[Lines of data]

══════════════════════════════

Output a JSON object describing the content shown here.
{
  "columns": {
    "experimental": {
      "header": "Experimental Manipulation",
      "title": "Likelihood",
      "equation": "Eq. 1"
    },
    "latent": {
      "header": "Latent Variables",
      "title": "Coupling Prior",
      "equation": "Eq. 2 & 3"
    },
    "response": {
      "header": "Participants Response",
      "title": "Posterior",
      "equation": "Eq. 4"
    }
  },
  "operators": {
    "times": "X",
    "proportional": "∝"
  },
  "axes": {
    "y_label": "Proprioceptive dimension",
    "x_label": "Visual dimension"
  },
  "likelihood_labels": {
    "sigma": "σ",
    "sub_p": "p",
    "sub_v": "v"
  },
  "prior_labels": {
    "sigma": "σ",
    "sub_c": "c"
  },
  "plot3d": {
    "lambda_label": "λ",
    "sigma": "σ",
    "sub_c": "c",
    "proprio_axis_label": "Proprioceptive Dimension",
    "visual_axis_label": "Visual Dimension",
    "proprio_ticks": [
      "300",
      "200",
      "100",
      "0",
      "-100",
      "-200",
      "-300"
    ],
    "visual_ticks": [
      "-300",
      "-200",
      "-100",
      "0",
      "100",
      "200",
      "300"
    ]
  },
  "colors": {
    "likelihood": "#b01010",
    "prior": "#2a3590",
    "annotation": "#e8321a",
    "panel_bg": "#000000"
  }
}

══════════════════════════════

_Aim:_ Write the listing out again, exactly as shown above.

_Task solution:_
Output a JSON object describing the content shown here.
{
  "columns": {
    "experimental": {
      "header": "Experimental Manipulation",
      "title": "Likelihood",
      "equation": "Eq. 1"
    },
    "latent": {
      "header": "Latent Variables",
      "title": "Coupling Prior",
      "equation": "Eq. 2 & 3"
    },
    "response": {
      "header": "Participants Response",
      "title": "Posterior",
      "equation": "Eq. 4"
    }
  },
  "operators": {
    "times": "X",
    "proportional": "∝"
  },
  "axes": {
    "y_label": "Proprioceptive dimension",
    "x_label": "Visual dimension"
  },
  "likelihood_labels": {
    "sigma": "σ",
    "sub_p": "p",
    "sub_v": "v"
  },
  "prior_labels": {
    "sigma": "σ",
    "sub_c": "c"
  },
  "plot3d": {
    "lambda_label": "λ",
    "sigma": "σ",
    "sub_c": "c",
    "proprio_axis_label": "Proprioceptive Dimension",
    "visual_axis_label": "Visual Dimension",
    "proprio_ticks": [
      "300",
      "200",
      "100",
      "0",
      "-100",
      "-200",
      "-300"
    ],
    "visual_ticks": [
      "-300",
      "-200",
      "-100",
      "0",
      "100",
      "200",
      "300"
    ]
  },
  "colors": {
    "likelihood": "#b01010",
    "prior": "#2a3590",
    "annotation": "#e8321a",
    "panel_bg": "#000000"
  }
}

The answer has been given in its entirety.